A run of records
** begin **

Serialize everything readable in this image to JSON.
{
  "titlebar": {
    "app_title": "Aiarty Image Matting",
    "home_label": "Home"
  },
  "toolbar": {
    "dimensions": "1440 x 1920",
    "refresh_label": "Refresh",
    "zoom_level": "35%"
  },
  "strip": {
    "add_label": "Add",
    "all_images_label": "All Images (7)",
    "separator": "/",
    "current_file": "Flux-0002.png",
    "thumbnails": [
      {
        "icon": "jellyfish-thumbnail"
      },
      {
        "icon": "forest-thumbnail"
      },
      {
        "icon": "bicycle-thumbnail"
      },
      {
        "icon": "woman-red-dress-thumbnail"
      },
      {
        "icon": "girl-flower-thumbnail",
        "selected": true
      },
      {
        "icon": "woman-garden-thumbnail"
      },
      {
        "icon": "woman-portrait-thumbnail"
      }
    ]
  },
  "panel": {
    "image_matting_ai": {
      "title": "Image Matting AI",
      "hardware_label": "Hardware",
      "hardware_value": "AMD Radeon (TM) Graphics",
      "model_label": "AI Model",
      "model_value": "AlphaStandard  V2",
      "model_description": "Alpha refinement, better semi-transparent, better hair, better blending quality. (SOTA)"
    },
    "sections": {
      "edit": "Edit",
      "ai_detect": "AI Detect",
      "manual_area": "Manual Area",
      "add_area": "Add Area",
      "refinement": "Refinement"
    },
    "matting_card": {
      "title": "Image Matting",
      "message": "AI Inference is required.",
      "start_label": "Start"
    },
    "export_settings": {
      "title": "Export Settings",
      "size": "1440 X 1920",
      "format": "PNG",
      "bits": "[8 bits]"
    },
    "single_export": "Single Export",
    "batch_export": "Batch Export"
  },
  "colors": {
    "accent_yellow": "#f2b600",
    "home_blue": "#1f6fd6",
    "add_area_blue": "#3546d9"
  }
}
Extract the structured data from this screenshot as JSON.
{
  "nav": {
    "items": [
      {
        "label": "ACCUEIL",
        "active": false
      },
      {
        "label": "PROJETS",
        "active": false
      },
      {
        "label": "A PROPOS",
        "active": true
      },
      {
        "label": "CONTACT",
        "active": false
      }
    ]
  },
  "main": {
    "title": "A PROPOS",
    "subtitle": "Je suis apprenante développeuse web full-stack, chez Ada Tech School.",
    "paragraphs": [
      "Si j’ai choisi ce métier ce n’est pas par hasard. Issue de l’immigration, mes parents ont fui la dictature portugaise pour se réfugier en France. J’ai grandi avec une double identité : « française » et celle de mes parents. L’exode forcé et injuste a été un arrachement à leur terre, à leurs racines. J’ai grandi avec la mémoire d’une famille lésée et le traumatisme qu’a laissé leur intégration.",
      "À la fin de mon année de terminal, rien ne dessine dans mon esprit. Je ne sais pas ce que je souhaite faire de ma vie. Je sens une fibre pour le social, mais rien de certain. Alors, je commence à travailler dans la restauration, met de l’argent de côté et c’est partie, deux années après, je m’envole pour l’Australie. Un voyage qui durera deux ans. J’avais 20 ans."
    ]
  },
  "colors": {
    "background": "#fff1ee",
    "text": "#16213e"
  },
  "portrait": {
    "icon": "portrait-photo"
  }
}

** end **

> [What this task involves]: In the records above, return only the line that contains "Extract the structured" and every line after it through the last, exactly as they appear.

> [Right answer]:
Extract the structured data from this screenshot as JSON.
{
  "nav": {
    "items": [
      {
        "label": "ACCUEIL",
        "active": false
      },
      {
        "label": "PROJETS",
        "active": false
      },
      {
        "label": "A PROPOS",
        "active": true
      },
      {
        "label": "CONTACT",
        "active": false
      }
    ]
  },
  "main": {
    "title": "A PROPOS",
    "subtitle": "Je suis apprenante développeuse web full-stack, chez Ada Tech School.",
    "paragraphs": [
      "Si j’ai choisi ce métier ce n’est pas par hasard. Issue de l’immigration, mes parents ont fui la dictature portugaise pour se réfugier en France. J’ai grandi avec une double identité : « française » et celle de mes parents. L’exode forcé et injuste a été un arrachement à leur terre, à leurs racines. J’ai grandi avec la mémoire d’une famille lésée et le traumatisme qu’a laissé leur intégration.",
      "À la fin de mon année de terminal, rien ne dessine dans mon esprit. Je ne sais pas ce que je souhaite faire de ma vie. Je sens une fibre pour le social, mais rien de certain. Alors, je commence à travailler dans la restauration, met de l’argent de côté et c’est partie, deux années après, je m’envole pour l’Australie. Un voyage qui durera deux ans. J’avais 20 ans."
    ]
  },
  "colors": {
    "background": "#fff1ee",
    "text": "#16213e"
  },
  "portrait": {
    "icon": "portrait-photo"
  }
}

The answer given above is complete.